→ Source document
Most of baby boomers are familiar with the history of Hong Kong, especially with the  July 1, 1997 new ruling principle for the Special Administrative Region of the People's Republic of China. With this agreement, China allowed Hong Kong to remain autonomous, keeping their capitalist system and independent judiciary and rule of law – all separate from Mainland China's influence. Free trade and freedom of speech was to be tolerated though recently we have witness the students in the streets, objecting to the policy of China's approvals of politicians running for office in Hong Kong.

 

I had always heard of Hong Kong as a place to visit for terrific shopping and getting spin offs of designer products. When one first visits Hong Kong, as you approach the city , the immensity of the port makes one speechless – truly the gateway to the world's largest market and critical for all world commerce. It is absolutely breathtaking to see the skyscrapers as they wrap themselves around Victoria Harbour in all their splendor!

 

Hong Kong's history, from an ancient culture to the prize jewel of the British Crown Colony, quickly rose to be one of the most important strategic trading ports in the world. With world trade, the blending of cultures has been a success story that many cities throughout the world should take note.

 

For the traveler, planning your trip to combine the blending of modernism with ancient tradition is a must! Even with construction of the towering skyscrapers, the influence of ancient traditions through consultants of Feng shui masters work in concert with developers and architects in planning these towering structures. With your visit I encourage you to plan a day outside the buzz of the city into the countryside to explore the peace and tranquility that often is associated with ancient Chinese tradition.

 

My suggestions:

 

• Sky100 Hong Kong Observation Deck

This is relatively a new destination and before venturing out I suggest you plan on going to the top of the tallest building in Hong Kong. The lift within 60 seconds will have you at the top level to view Victoria Harbour in all its' grandeur.

 

• Plan to see the nightly Symphony of Lights– a multimedia show and is, according to Guinness World Record, the largest permanent light and sound show, all celebrating the energy, spirit and diversity of Hong Kong. It can be viewed from Sky100 but if you want to hear the music and commentary, it is best from the ground near the harbour. I suggest viewing from the Tsim Sha Tsui Promenade. The thirteen minute show runs nightly, beginning at 8:00pm.

→ Prompt 1
According to the Hong Kong travel text, at what time does the nightly Symphony of Lights begin?
→ Prompt 2
Rewrite the stretch of the Hong Kong travel text from "I had always" through "all their splendor!", putting "stunning" in place of "breathtaking".
→ Prompt 3
Write the next part of the Hong Kong travel text, continuing after its final sentence.

→ Records shown
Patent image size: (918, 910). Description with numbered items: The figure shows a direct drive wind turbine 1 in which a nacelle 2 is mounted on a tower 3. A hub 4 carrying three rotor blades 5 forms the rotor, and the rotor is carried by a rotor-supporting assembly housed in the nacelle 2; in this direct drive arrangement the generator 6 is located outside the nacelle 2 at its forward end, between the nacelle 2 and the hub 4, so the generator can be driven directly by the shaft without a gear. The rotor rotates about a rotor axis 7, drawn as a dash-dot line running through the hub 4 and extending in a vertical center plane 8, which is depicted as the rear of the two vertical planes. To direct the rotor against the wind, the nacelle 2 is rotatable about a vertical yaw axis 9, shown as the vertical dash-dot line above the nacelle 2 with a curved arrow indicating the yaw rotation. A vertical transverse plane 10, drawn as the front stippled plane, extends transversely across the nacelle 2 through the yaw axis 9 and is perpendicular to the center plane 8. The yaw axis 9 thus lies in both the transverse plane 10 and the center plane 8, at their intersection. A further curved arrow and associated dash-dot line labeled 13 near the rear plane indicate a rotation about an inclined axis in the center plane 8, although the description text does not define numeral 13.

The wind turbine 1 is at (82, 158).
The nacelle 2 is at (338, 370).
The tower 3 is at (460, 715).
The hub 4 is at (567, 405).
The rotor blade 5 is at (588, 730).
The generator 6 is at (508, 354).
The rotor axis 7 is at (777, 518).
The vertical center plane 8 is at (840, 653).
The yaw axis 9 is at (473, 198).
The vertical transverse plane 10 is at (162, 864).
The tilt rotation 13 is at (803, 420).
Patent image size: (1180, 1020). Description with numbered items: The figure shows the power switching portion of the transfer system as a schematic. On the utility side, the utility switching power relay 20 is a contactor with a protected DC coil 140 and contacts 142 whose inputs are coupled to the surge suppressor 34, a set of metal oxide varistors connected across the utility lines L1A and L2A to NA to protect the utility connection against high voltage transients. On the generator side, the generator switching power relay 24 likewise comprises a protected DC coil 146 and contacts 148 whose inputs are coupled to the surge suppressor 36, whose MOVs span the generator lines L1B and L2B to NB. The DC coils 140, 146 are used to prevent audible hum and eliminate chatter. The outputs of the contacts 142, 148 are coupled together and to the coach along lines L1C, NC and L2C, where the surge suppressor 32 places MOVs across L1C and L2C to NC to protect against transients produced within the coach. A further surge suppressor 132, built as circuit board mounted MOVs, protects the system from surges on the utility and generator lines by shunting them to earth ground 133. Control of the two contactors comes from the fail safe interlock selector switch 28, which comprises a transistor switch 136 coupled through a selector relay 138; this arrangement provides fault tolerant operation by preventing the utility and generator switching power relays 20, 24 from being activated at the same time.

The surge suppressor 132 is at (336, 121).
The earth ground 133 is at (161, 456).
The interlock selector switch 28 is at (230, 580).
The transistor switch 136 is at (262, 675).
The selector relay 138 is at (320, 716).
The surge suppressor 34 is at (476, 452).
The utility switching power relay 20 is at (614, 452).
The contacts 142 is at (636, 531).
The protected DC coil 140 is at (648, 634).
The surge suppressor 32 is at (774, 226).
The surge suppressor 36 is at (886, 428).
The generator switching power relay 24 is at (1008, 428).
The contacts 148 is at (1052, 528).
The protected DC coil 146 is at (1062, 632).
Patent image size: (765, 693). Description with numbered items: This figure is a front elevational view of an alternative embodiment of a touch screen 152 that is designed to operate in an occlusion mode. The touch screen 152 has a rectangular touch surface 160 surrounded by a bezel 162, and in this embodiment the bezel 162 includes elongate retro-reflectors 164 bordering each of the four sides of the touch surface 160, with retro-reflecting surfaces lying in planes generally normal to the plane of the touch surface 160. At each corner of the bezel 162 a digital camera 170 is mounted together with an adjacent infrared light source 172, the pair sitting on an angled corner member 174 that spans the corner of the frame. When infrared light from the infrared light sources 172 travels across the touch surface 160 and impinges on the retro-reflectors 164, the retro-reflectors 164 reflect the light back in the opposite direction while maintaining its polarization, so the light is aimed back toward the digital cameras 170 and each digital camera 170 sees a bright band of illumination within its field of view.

→ Written response 1
It begins at 8:00pm.

→ Written response 2
I had always heard of Hong Kong as a place to visit for terrific shopping and getting spin offs of designer products. When one first visits Hong Kong, as you approach the city , the immensity of the port makes one speechless – truly the gateway to the world's largest market and critical for all world commerce. It is absolutely stunning to see the skyscrapers as they wrap themselves around Victoria Harbour in all their splendor!

→ Written response 3
• Before Sky100 was available, top of the list would be a visit to The Peak.  400 meters above sea level, you will have a panoramic view of Honk Kong's soaringskyline. There are many specialty shops selling charming handicrafts and art works. Dine at one of the local authentic Hong Kong style restaurants.

 

• Clock Tower -  A declared monument and built in 1915 which is a reminder of the Steam Engine – the Kowloon-Canton Railway Terminal. A beautiful plaza surrounds this monument from which you can take a walk down the Tsim Sha Tsui Promenade. You will pass the Hong Kong Cultural Center, Space Museum, Museum of Art and the Avenue of the Stars.

 

• For the avid shopper the two most popular destinations include the Ladies Marketon Tung Choi Street and Temple Street Night Marketwhich opens up at sundown. Bargains for the bargainer greets you!

 

• If you bring your grandchildren (or if you are a child at heart) the obvious must be part of your schedule! They include Hong Kong Disneyland, Ocean Park, Noah's Ark and Madame Tussauds.

 

• Your grandchildren will also like what you may find most enjoyable and that is a trip to one of the outlying islands. My favorite is the Ngong Ping 360 –a sky-landsea adventure where you can explore Lantau Island and venture into a place of serenity and peace among the natural beauty of the pristine landscape. This will give you a balance of understanding the ancient culture of China.

 

Experience the little fishing village of Ngong Ping or explore the Wisdom Path where you will view the majestic outdoor bronze Buddha, the Tian Tan Buddha Statue. Board your crystal chariot (cable car!) and take the 25 minute ride with views of the South China Sea and rolling grassland slopes of North Lantau Country Park.

 

Anytime I feel is a good time to plan a trip. I have been there in July and it is very humid and hot – best would be Spring or Autumn – but the end of year, New Years Eve Celebration is one of the best light shows in the world! Enjoy your trip … and as always …

 

Happy Travels!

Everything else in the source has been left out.